[Spatial layout entries]
########

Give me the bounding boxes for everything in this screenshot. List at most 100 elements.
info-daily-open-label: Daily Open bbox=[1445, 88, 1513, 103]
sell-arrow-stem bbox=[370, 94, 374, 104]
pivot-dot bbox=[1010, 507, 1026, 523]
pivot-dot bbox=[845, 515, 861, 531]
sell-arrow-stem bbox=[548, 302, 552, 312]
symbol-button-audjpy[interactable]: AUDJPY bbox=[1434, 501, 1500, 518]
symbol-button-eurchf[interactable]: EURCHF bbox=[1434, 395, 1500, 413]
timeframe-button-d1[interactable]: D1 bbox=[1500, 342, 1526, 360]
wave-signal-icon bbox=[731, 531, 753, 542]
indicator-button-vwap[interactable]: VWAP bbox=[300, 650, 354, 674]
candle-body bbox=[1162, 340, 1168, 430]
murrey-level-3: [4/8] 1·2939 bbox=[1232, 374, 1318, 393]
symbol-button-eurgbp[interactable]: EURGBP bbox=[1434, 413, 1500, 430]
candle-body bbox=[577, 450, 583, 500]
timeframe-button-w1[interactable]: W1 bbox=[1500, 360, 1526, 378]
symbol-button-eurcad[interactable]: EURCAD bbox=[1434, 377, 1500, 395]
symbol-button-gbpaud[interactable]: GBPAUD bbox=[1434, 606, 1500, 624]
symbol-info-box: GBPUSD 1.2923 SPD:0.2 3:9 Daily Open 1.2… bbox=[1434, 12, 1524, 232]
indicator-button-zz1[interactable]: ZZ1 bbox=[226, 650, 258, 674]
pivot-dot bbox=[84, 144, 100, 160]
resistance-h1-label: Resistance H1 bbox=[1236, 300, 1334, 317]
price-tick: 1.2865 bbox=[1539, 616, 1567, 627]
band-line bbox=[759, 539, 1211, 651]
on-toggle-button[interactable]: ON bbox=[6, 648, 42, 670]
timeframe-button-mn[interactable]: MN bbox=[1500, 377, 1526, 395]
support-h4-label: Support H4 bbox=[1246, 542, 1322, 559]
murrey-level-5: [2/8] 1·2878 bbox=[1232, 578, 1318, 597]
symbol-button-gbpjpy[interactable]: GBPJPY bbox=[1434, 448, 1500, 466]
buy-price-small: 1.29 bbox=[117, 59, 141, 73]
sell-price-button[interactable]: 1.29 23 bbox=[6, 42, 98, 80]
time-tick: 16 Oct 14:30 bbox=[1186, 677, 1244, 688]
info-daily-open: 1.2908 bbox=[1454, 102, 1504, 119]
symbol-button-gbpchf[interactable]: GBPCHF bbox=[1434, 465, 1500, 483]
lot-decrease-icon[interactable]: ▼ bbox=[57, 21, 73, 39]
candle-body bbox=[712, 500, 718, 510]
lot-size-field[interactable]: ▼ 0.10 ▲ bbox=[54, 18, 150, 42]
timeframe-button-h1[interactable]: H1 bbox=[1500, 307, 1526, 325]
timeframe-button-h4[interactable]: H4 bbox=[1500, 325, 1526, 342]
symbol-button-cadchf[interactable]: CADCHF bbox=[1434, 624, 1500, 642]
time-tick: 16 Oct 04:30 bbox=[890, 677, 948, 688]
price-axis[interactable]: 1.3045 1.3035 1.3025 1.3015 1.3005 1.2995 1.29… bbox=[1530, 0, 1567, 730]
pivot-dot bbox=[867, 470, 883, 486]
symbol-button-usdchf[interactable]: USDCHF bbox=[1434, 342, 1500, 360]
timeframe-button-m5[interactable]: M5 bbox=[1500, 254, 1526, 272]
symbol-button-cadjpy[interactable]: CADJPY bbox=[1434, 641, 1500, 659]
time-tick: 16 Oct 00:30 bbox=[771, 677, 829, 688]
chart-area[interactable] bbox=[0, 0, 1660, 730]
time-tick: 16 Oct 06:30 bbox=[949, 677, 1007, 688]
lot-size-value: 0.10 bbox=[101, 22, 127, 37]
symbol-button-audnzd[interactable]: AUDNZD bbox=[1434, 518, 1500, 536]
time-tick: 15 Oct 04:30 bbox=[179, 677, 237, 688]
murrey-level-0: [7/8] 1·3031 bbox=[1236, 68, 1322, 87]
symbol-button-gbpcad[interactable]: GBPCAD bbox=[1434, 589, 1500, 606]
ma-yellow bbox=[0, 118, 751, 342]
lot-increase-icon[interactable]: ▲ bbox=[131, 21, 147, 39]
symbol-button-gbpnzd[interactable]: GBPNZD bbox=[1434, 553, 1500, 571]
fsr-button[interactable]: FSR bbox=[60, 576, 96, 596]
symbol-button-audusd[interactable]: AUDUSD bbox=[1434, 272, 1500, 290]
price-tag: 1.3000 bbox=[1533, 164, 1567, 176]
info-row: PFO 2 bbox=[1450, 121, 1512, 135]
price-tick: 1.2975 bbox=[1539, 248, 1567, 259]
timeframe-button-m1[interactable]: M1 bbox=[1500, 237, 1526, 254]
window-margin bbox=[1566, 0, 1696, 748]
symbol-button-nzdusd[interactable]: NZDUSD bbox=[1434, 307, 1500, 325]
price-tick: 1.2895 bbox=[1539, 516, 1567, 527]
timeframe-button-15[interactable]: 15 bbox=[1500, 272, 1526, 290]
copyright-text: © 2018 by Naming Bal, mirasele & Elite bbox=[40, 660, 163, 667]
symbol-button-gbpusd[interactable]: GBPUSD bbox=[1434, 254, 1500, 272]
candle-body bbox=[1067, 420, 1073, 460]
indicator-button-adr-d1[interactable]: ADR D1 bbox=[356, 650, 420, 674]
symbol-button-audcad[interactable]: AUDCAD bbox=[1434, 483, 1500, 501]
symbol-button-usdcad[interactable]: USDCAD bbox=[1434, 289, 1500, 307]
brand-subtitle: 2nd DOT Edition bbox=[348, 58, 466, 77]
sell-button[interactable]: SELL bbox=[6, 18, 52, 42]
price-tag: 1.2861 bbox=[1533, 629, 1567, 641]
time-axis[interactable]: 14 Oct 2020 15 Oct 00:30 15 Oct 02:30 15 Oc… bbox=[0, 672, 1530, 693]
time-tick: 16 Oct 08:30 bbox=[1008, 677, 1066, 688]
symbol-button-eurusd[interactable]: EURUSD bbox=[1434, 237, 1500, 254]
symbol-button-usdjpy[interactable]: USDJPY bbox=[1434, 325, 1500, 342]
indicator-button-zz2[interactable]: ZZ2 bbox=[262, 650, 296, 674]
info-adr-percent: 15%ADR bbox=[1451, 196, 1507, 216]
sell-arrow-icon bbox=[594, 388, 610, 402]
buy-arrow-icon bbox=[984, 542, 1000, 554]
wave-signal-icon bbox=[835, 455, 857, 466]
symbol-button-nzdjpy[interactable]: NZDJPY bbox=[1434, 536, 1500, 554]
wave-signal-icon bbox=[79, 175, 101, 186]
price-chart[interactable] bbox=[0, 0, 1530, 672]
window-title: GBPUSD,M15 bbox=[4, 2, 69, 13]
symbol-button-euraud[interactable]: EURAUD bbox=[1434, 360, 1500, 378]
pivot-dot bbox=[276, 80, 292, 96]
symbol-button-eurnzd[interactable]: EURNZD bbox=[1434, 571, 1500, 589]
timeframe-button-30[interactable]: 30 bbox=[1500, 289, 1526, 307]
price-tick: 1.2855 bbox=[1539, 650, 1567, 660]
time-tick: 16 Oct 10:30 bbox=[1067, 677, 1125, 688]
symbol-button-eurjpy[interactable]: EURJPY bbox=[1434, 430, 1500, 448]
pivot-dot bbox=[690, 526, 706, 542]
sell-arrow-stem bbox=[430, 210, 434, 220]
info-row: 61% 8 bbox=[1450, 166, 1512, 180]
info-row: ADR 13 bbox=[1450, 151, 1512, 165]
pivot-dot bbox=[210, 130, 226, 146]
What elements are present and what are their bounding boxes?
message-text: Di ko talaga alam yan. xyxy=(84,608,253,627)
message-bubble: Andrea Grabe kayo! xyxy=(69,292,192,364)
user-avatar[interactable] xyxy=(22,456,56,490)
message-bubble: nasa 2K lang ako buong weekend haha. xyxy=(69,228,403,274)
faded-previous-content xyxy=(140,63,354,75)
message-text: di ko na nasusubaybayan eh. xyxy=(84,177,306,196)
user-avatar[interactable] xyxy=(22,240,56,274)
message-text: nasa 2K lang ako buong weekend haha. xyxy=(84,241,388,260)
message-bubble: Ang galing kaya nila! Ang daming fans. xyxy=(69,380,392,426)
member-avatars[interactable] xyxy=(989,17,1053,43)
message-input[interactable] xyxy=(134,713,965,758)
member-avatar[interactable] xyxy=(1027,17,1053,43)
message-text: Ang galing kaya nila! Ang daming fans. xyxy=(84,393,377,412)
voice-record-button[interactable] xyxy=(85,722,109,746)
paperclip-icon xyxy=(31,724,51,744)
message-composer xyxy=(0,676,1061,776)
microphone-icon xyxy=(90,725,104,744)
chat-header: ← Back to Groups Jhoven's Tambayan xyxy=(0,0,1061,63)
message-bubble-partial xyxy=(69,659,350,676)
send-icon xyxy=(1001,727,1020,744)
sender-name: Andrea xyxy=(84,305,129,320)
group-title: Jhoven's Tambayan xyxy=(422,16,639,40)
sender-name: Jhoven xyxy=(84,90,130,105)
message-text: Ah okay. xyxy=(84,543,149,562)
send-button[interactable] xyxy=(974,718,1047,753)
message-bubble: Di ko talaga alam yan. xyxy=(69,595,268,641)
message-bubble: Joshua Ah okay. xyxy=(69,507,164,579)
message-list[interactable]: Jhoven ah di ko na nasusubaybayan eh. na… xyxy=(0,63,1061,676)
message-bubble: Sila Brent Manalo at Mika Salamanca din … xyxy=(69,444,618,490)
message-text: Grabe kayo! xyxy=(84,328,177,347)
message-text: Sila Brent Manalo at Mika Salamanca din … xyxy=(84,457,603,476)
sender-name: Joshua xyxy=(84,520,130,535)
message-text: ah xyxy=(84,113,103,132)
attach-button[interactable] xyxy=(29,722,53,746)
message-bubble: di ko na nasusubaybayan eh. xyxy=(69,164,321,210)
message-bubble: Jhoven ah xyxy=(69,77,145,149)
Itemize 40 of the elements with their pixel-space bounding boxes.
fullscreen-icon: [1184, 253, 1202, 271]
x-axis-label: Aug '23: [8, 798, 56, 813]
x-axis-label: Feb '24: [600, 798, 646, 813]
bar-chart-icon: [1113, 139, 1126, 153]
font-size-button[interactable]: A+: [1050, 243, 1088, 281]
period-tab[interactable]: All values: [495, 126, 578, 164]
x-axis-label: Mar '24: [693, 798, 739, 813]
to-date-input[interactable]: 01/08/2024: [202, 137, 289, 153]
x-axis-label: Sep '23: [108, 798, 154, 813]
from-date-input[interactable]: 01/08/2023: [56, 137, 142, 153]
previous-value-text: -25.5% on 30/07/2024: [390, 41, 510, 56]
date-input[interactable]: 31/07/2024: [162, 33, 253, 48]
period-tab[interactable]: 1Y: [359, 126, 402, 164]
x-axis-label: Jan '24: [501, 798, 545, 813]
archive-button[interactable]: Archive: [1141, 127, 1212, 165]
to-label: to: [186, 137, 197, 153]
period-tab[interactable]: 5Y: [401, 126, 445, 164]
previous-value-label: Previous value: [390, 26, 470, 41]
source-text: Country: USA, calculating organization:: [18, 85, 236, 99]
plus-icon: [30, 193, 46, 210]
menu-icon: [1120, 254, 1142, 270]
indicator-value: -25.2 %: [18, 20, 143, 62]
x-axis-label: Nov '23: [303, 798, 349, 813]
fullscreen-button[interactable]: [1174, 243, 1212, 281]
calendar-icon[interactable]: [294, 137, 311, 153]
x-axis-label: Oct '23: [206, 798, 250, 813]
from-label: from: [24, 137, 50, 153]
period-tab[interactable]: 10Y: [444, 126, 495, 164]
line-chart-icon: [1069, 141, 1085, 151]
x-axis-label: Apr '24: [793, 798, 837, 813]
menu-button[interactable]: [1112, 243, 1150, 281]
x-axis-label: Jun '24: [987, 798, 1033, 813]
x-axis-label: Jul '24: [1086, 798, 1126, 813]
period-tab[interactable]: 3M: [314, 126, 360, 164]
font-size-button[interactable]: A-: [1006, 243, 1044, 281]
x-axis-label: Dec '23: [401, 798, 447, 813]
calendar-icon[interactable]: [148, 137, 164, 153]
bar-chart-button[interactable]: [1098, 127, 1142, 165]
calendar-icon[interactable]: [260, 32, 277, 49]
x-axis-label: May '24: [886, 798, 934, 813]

########

Given request: Repeat the listing word for word, from its first line up to and including the line with "candle-body bbox=[1162, 340, 1168, 430]".

Solution to the problem:
Give me the bounding boxes for everything in this screenshot. List at most 100 elements.
info-daily-open-label: Daily Open bbox=[1445, 88, 1513, 103]
sell-arrow-stem bbox=[370, 94, 374, 104]
pivot-dot bbox=[1010, 507, 1026, 523]
pivot-dot bbox=[845, 515, 861, 531]
sell-arrow-stem bbox=[548, 302, 552, 312]
symbol-button-audjpy[interactable]: AUDJPY bbox=[1434, 501, 1500, 518]
symbol-button-eurchf[interactable]: EURCHF bbox=[1434, 395, 1500, 413]
timeframe-button-d1[interactable]: D1 bbox=[1500, 342, 1526, 360]
wave-signal-icon bbox=[731, 531, 753, 542]
indicator-button-vwap[interactable]: VWAP bbox=[300, 650, 354, 674]
candle-body bbox=[1162, 340, 1168, 430]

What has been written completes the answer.